→ TASK TO CARRY OUT:
Go through the entries below and print each one exactly, leaving out pictures.

(Collected data entries)
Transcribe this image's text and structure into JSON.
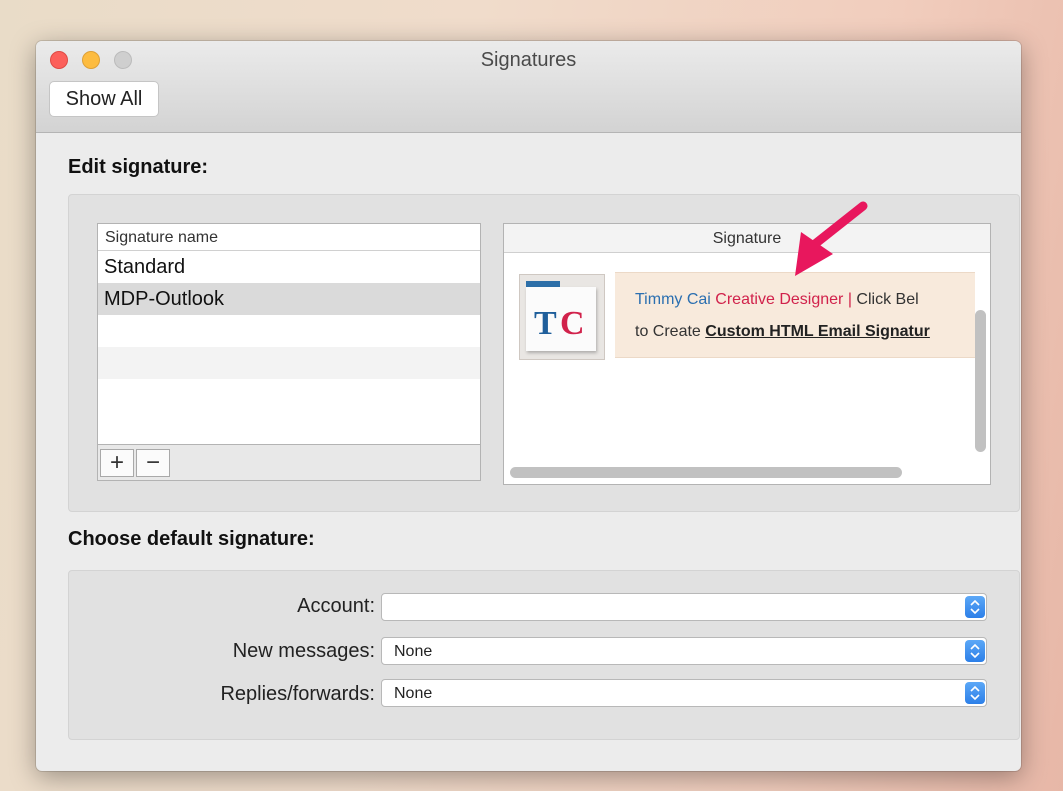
{
  "window": {
    "title": "Signatures",
    "show_all_label": "Show All"
  },
  "edit": {
    "heading": "Edit signature:",
    "list_header": "Signature name",
    "signatures": [
      "Standard",
      "MDP-Outlook"
    ],
    "selected_index": 1,
    "add_symbol": "+",
    "remove_symbol": "−",
    "preview_header": "Signature",
    "preview": {
      "logo_letters": [
        "T",
        "C"
      ],
      "name": "Timmy Cai",
      "role": "Creative Designer",
      "separator": "|",
      "cta": "Click Bel",
      "line2_prefix": "to Create",
      "line2_link": "Custom HTML Email Signatur",
      "colors": {
        "name": "#2b6fb0",
        "role": "#d1224b",
        "card": "#f8eadc"
      }
    }
  },
  "defaults": {
    "heading": "Choose default signature:",
    "account_label": "Account:",
    "account_value": "",
    "new_messages_label": "New messages:",
    "new_messages_value": "None",
    "replies_label": "Replies/forwards:",
    "replies_value": "None"
  },
  "annotation": {
    "arrow_color": "#e8175d"
  }
}
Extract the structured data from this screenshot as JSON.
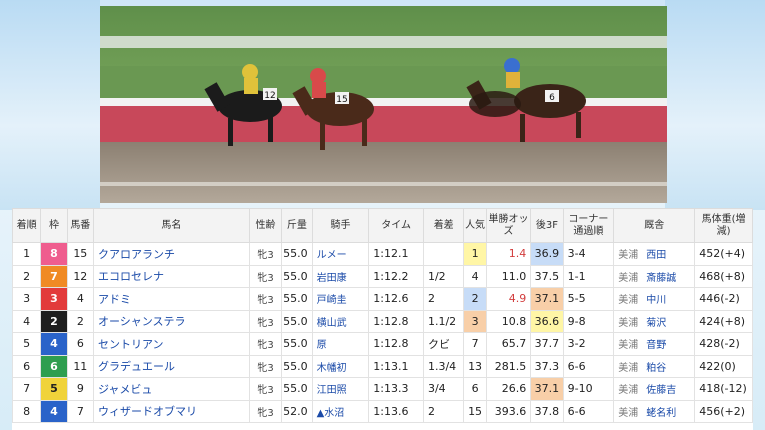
{
  "colors": {
    "frame1": "#ffffff",
    "frame2": "#1e1e1e",
    "frame3": "#e23b3b",
    "frame4": "#2a63c9",
    "frame5": "#f0d33a",
    "frame6": "#2e9e4f",
    "frame7": "#f08a24",
    "frame8": "#ef5d8e"
  },
  "headers": {
    "rank": "着順",
    "frame": "枠",
    "number": "馬番",
    "horse": "馬名",
    "sexage": "性齢",
    "weight": "斤量",
    "jockey": "騎手",
    "time": "タイム",
    "margin": "着差",
    "popularity": "人気",
    "odds": "単勝オッズ",
    "last3f": "後3F",
    "corner": "コーナー通過順",
    "stable": "厩舎",
    "bodyweight": "馬体重(増減)"
  },
  "rows": [
    {
      "rank": "1",
      "frame": "8",
      "frame_color": "#ef5d8e",
      "number": "15",
      "horse": "クアロアランチ",
      "sexage": "牝3",
      "weight": "55.0",
      "jockey": "ルメー",
      "time": "1:12.1",
      "margin": "",
      "popularity": "1",
      "pop_class": "pop1",
      "odds": "1.4",
      "odds_red": true,
      "last3f": "36.9",
      "l3_class": "l3-1",
      "corner": "3-4",
      "loc": "美浦",
      "trainer": "西田",
      "bodyweight": "452(+4)"
    },
    {
      "rank": "2",
      "frame": "7",
      "frame_color": "#f08a24",
      "number": "12",
      "horse": "エコロセレナ",
      "sexage": "牝3",
      "weight": "55.0",
      "jockey": "岩田康",
      "time": "1:12.2",
      "margin": "1/2",
      "popularity": "4",
      "pop_class": "",
      "odds": "11.0",
      "odds_red": false,
      "last3f": "37.5",
      "l3_class": "",
      "corner": "1-1",
      "loc": "美浦",
      "trainer": "斎藤誠",
      "bodyweight": "468(+8)"
    },
    {
      "rank": "3",
      "frame": "3",
      "frame_color": "#e23b3b",
      "number": "4",
      "horse": "アドミ",
      "sexage": "牝3",
      "weight": "55.0",
      "jockey": "戸崎圭",
      "time": "1:12.6",
      "margin": "2",
      "popularity": "2",
      "pop_class": "pop2",
      "odds": "4.9",
      "odds_red": true,
      "last3f": "37.1",
      "l3_class": "l3-2",
      "corner": "5-5",
      "loc": "美浦",
      "trainer": "中川",
      "bodyweight": "446(-2)"
    },
    {
      "rank": "4",
      "frame": "2",
      "frame_color": "#1e1e1e",
      "number": "2",
      "horse": "オーシャンステラ",
      "sexage": "牝3",
      "weight": "55.0",
      "jockey": "横山武",
      "time": "1:12.8",
      "margin": "1.1/2",
      "popularity": "3",
      "pop_class": "pop3",
      "odds": "10.8",
      "odds_red": false,
      "last3f": "36.6",
      "l3_class": "l3-3",
      "corner": "9-8",
      "loc": "美浦",
      "trainer": "菊沢",
      "bodyweight": "424(+8)"
    },
    {
      "rank": "5",
      "frame": "4",
      "frame_color": "#2a63c9",
      "number": "6",
      "horse": "セントリアン",
      "sexage": "牝3",
      "weight": "55.0",
      "jockey": "原",
      "time": "1:12.8",
      "margin": "クビ",
      "popularity": "7",
      "pop_class": "",
      "odds": "65.7",
      "odds_red": false,
      "last3f": "37.7",
      "l3_class": "",
      "corner": "3-2",
      "loc": "美浦",
      "trainer": "音野",
      "bodyweight": "428(-2)"
    },
    {
      "rank": "6",
      "frame": "6",
      "frame_color": "#2e9e4f",
      "number": "11",
      "horse": "グラデュエール",
      "sexage": "牝3",
      "weight": "55.0",
      "jockey": "木幡初",
      "time": "1:13.1",
      "margin": "1.3/4",
      "popularity": "13",
      "pop_class": "",
      "odds": "281.5",
      "odds_red": false,
      "last3f": "37.3",
      "l3_class": "",
      "corner": "6-6",
      "loc": "美浦",
      "trainer": "粕谷",
      "bodyweight": "422(0)"
    },
    {
      "rank": "7",
      "frame": "5",
      "frame_color": "#f0d33a",
      "number": "9",
      "horse": "ジャメビュ",
      "sexage": "牝3",
      "weight": "55.0",
      "jockey": "江田照",
      "time": "1:13.3",
      "margin": "3/4",
      "popularity": "6",
      "pop_class": "",
      "odds": "26.6",
      "odds_red": false,
      "last3f": "37.1",
      "l3_class": "l3-2",
      "corner": "9-10",
      "loc": "美浦",
      "trainer": "佐藤吉",
      "bodyweight": "418(-12)"
    },
    {
      "rank": "8",
      "frame": "4",
      "frame_color": "#2a63c9",
      "number": "7",
      "horse": "ウィザードオブマリ",
      "sexage": "牝3",
      "weight": "52.0",
      "jockey": "▲水沼",
      "time": "1:13.6",
      "margin": "2",
      "popularity": "15",
      "pop_class": "",
      "odds": "393.6",
      "odds_red": false,
      "last3f": "37.8",
      "l3_class": "",
      "corner": "6-6",
      "loc": "美浦",
      "trainer": "蛯名利",
      "bodyweight": "456(+2)"
    }
  ],
  "video": {
    "saddle_numbers": [
      "12",
      "15",
      "6"
    ]
  }
}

→ ANSWER BELOW:
Transcribe this image's text and structure into JSON.
{
  "window": {
    "title": "Signatures",
    "show_all_label": "Show All"
  },
  "edit": {
    "heading": "Edit signature:",
    "list_header": "Signature name",
    "signatures": [
      "Standard",
      "MDP-Outlook"
    ],
    "selected_index": 1,
    "add_symbol": "+",
    "remove_symbol": "−",
    "preview_header": "Signature",
    "preview": {
      "logo_letters": [
        "T",
        "C"
      ],
      "name": "Timmy Cai",
      "role": "Creative Designer",
      "separator": "|",
      "cta": "Click Bel",
      "line2_prefix": "to Create",
      "line2_link": "Custom HTML Email Signatur",
      "colors": {
        "name": "#2b6fb0",
        "role": "#d1224b",
        "card": "#f8eadc"
      }
    }
  },
  "defaults": {
    "heading": "Choose default signature:",
    "account_label": "Account:",
    "account_value": "",
    "new_messages_label": "New messages:",
    "new_messages_value": "None",
    "replies_label": "Replies/forwards:",
    "replies_value": "None"
  },
  "annotation": {
    "arrow_color": "#e8175d"
  }
}
Extract the structured data from this screenshot as JSON.
{
  "colors": {
    "frame1": "#ffffff",
    "frame2": "#1e1e1e",
    "frame3": "#e23b3b",
    "frame4": "#2a63c9",
    "frame5": "#f0d33a",
    "frame6": "#2e9e4f",
    "frame7": "#f08a24",
    "frame8": "#ef5d8e"
  },
  "headers": {
    "rank": "着順",
    "frame": "枠",
    "number": "馬番",
    "horse": "馬名",
    "sexage": "性齢",
    "weight": "斤量",
    "jockey": "騎手",
    "time": "タイム",
    "margin": "着差",
    "popularity": "人気",
    "odds": "単勝オッズ",
    "last3f": "後3F",
    "corner": "コーナー通過順",
    "stable": "厩舎",
    "bodyweight": "馬体重(増減)"
  },
  "rows": [
    {
      "rank": "1",
      "frame": "8",
      "frame_color": "#ef5d8e",
      "number": "15",
      "horse": "クアロアランチ",
      "sexage": "牝3",
      "weight": "55.0",
      "jockey": "ルメー",
      "time": "1:12.1",
      "margin": "",
      "popularity": "1",
      "pop_class": "pop1",
      "odds": "1.4",
      "odds_red": true,
      "last3f": "36.9",
      "l3_class": "l3-1",
      "corner": "3-4",
      "loc": "美浦",
      "trainer": "西田",
      "bodyweight": "452(+4)"
    },
    {
      "rank": "2",
      "frame": "7",
      "frame_color": "#f08a24",
      "number": "12",
      "horse": "エコロセレナ",
      "sexage": "牝3",
      "weight": "55.0",
      "jockey": "岩田康",
      "time": "1:12.2",
      "margin": "1/2",
      "popularity": "4",
      "pop_class": "",
      "odds": "11.0",
      "odds_red": false,
      "last3f": "37.5",
      "l3_class": "",
      "corner": "1-1",
      "loc": "美浦",
      "trainer": "斎藤誠",
      "bodyweight": "468(+8)"
    },
    {
      "rank": "3",
      "frame": "3",
      "frame_color": "#e23b3b",
      "number": "4",
      "horse": "アドミ",
      "sexage": "牝3",
      "weight": "55.0",
      "jockey": "戸崎圭",
      "time": "1:12.6",
      "margin": "2",
      "popularity": "2",
      "pop_class": "pop2",
      "odds": "4.9",
      "odds_red": true,
      "last3f": "37.1",
      "l3_class": "l3-2",
      "corner": "5-5",
      "loc": "美浦",
      "trainer": "中川",
      "bodyweight": "446(-2)"
    },
    {
      "rank": "4",
      "frame": "2",
      "frame_color": "#1e1e1e",
      "number": "2",
      "horse": "オーシャンステラ",
      "sexage": "牝3",
      "weight": "55.0",
      "jockey": "横山武",
      "time": "1:12.8",
      "margin": "1.1/2",
      "popularity": "3",
      "pop_class": "pop3",
      "odds": "10.8",
      "odds_red": false,
      "last3f": "36.6",
      "l3_class": "l3-3",
      "corner": "9-8",
      "loc": "美浦",
      "trainer": "菊沢",
      "bodyweight": "424(+8)"
    },
    {
      "rank": "5",
      "frame": "4",
      "frame_color": "#2a63c9",
      "number": "6",
      "horse": "セントリアン",
      "sexage": "牝3",
      "weight": "55.0",
      "jockey": "原",
      "time": "1:12.8",
      "margin": "クビ",
      "popularity": "7",
      "pop_class": "",
      "odds": "65.7",
      "odds_red": false,
      "last3f": "37.7",
      "l3_class": "",
      "corner": "3-2",
      "loc": "美浦",
      "trainer": "音野",
      "bodyweight": "428(-2)"
    },
    {
      "rank": "6",
      "frame": "6",
      "frame_color": "#2e9e4f",
      "number": "11",
      "horse": "グラデュエール",
      "sexage": "牝3",
      "weight": "55.0",
      "jockey": "木幡初",
      "time": "1:13.1",
      "margin": "1.3/4",
      "popularity": "13",
      "pop_class": "",
      "odds": "281.5",
      "odds_red": false,
      "last3f": "37.3",
      "l3_class": "",
      "corner": "6-6",
      "loc": "美浦",
      "trainer": "粕谷",
      "bodyweight": "422(0)"
    },
    {
      "rank": "7",
      "frame": "5",
      "frame_color": "#f0d33a",
      "number": "9",
      "horse": "ジャメビュ",
      "sexage": "牝3",
      "weight": "55.0",
      "jockey": "江田照",
      "time": "1:13.3",
      "margin": "3/4",
      "popularity": "6",
      "pop_class": "",
      "odds": "26.6",
      "odds_red": false,
      "last3f": "37.1",
      "l3_class": "l3-2",
      "corner": "9-10",
      "loc": "美浦",
      "trainer": "佐藤吉",
      "bodyweight": "418(-12)"
    },
    {
      "rank": "8",
      "frame": "4",
      "frame_color": "#2a63c9",
      "number": "7",
      "horse": "ウィザードオブマリ",
      "sexage": "牝3",
      "weight": "52.0",
      "jockey": "▲水沼",
      "time": "1:13.6",
      "margin": "2",
      "popularity": "15",
      "pop_class": "",
      "odds": "393.6",
      "odds_red": false,
      "last3f": "37.8",
      "l3_class": "",
      "corner": "6-6",
      "loc": "美浦",
      "trainer": "蛯名利",
      "bodyweight": "456(+2)"
    }
  ],
  "video": {
    "saddle_numbers": [
      "12",
      "15",
      "6"
    ]
  }
}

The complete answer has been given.